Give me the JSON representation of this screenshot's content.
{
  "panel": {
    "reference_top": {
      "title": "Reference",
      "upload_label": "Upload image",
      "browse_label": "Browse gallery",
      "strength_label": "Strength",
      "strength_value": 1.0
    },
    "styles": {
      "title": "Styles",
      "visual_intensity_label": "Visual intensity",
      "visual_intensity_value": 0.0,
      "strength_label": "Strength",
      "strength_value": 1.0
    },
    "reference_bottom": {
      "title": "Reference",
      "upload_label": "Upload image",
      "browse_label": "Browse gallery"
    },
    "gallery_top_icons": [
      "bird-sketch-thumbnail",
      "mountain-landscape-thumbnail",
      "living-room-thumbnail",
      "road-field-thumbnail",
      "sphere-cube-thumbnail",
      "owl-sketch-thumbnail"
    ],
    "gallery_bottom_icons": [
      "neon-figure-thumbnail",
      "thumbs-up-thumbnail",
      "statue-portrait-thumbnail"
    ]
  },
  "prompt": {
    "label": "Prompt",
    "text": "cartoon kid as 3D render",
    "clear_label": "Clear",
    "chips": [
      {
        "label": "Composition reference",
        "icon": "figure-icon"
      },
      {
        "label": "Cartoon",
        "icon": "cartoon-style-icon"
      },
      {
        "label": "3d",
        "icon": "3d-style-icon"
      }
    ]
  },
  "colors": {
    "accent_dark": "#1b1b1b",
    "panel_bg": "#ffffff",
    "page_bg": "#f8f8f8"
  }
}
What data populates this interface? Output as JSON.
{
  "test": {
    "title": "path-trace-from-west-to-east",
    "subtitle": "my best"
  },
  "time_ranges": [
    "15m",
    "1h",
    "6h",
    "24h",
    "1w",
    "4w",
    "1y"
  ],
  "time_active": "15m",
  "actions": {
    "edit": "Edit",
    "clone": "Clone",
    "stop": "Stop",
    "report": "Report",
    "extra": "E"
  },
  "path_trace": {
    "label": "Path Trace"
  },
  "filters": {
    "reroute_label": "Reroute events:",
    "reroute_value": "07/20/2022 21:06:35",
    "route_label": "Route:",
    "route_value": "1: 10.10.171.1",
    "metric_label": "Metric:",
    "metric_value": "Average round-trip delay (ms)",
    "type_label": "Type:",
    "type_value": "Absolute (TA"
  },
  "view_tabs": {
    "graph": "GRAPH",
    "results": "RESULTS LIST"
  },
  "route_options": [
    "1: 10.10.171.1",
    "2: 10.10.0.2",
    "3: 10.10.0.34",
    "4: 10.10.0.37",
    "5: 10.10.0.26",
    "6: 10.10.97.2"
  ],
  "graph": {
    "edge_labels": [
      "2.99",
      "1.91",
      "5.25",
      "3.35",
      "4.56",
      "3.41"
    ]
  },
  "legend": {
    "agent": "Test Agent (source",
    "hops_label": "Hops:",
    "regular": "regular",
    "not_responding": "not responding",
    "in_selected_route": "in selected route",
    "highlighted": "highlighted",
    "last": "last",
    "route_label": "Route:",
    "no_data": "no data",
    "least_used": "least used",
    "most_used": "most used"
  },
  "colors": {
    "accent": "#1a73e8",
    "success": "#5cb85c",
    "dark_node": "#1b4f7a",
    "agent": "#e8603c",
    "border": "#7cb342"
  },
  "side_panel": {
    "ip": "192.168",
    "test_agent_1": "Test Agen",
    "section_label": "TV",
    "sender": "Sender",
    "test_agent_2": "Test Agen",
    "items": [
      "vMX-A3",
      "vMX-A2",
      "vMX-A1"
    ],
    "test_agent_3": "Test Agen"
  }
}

* _EXERCISE_:
Repeat the material above in full, keeping every word.

* _RESULT OF THIS TASK_:
Give me the JSON representation of this screenshot's content.
{
  "panel": {
    "reference_top": {
      "title": "Reference",
      "upload_label": "Upload image",
      "browse_label": "Browse gallery",
      "strength_label": "Strength",
      "strength_value": 1.0
    },
    "styles": {
      "title": "Styles",
      "visual_intensity_label": "Visual intensity",
      "visual_intensity_value": 0.0,
      "strength_label": "Strength",
      "strength_value": 1.0
    },
    "reference_bottom": {
      "title": "Reference",
      "upload_label": "Upload image",
      "browse_label": "Browse gallery"
    },
    "gallery_top_icons": [
      "bird-sketch-thumbnail",
      "mountain-landscape-thumbnail",
      "living-room-thumbnail",
      "road-field-thumbnail",
      "sphere-cube-thumbnail",
      "owl-sketch-thumbnail"
    ],
    "gallery_bottom_icons": [
      "neon-figure-thumbnail",
      "thumbs-up-thumbnail",
      "statue-portrait-thumbnail"
    ]
  },
  "prompt": {
    "label": "Prompt",
    "text": "cartoon kid as 3D render",
    "clear_label": "Clear",
    "chips": [
      {
        "label": "Composition reference",
        "icon": "figure-icon"
      },
      {
        "label": "Cartoon",
        "icon": "cartoon-style-icon"
      },
      {
        "label": "3d",
        "icon": "3d-style-icon"
      }
    ]
  },
  "colors": {
    "accent_dark": "#1b1b1b",
    "panel_bg": "#ffffff",
    "page_bg": "#f8f8f8"
  }
}
What data populates this interface? Output as JSON.
{
  "test": {
    "title": "path-trace-from-west-to-east",
    "subtitle": "my best"
  },
  "time_ranges": [
    "15m",
    "1h",
    "6h",
    "24h",
    "1w",
    "4w",
    "1y"
  ],
  "time_active": "15m",
  "actions": {
    "edit": "Edit",
    "clone": "Clone",
    "stop": "Stop",
    "report": "Report",
    "extra": "E"
  },
  "path_trace": {
    "label": "Path Trace"
  },
  "filters": {
    "reroute_label": "Reroute events:",
    "reroute_value": "07/20/2022 21:06:35",
    "route_label": "Route:",
    "route_value": "1: 10.10.171.1",
    "metric_label": "Metric:",
    "metric_value": "Average round-trip delay (ms)",
    "type_label": "Type:",
    "type_value": "Absolute (TA"
  },
  "view_tabs": {
    "graph": "GRAPH",
    "results": "RESULTS LIST"
  },
  "route_options": [
    "1: 10.10.171.1",
    "2: 10.10.0.2",
    "3: 10.10.0.34",
    "4: 10.10.0.37",
    "5: 10.10.0.26",
    "6: 10.10.97.2"
  ],
  "graph": {
    "edge_labels": [
      "2.99",
      "1.91",
      "5.25",
      "3.35",
      "4.56",
      "3.41"
    ]
  },
  "legend": {
    "agent": "Test Agent (source",
    "hops_label": "Hops:",
    "regular": "regular",
    "not_responding": "not responding",
    "in_selected_route": "in selected route",
    "highlighted": "highlighted",
    "last": "last",
    "route_label": "Route:",
    "no_data": "no data",
    "least_used": "least used",
    "most_used": "most used"
  },
  "colors": {
    "accent": "#1a73e8",
    "success": "#5cb85c",
    "dark_node": "#1b4f7a",
    "agent": "#e8603c",
    "border": "#7cb342"
  },
  "side_panel": {
    "ip": "192.168",
    "test_agent_1": "Test Agen",
    "section_label": "TV",
    "sender": "Sender",
    "test_agent_2": "Test Agen",
    "items": [
      "vMX-A3",
      "vMX-A2",
      "vMX-A1"
    ],
    "test_agent_3": "Test Agen"
  }
}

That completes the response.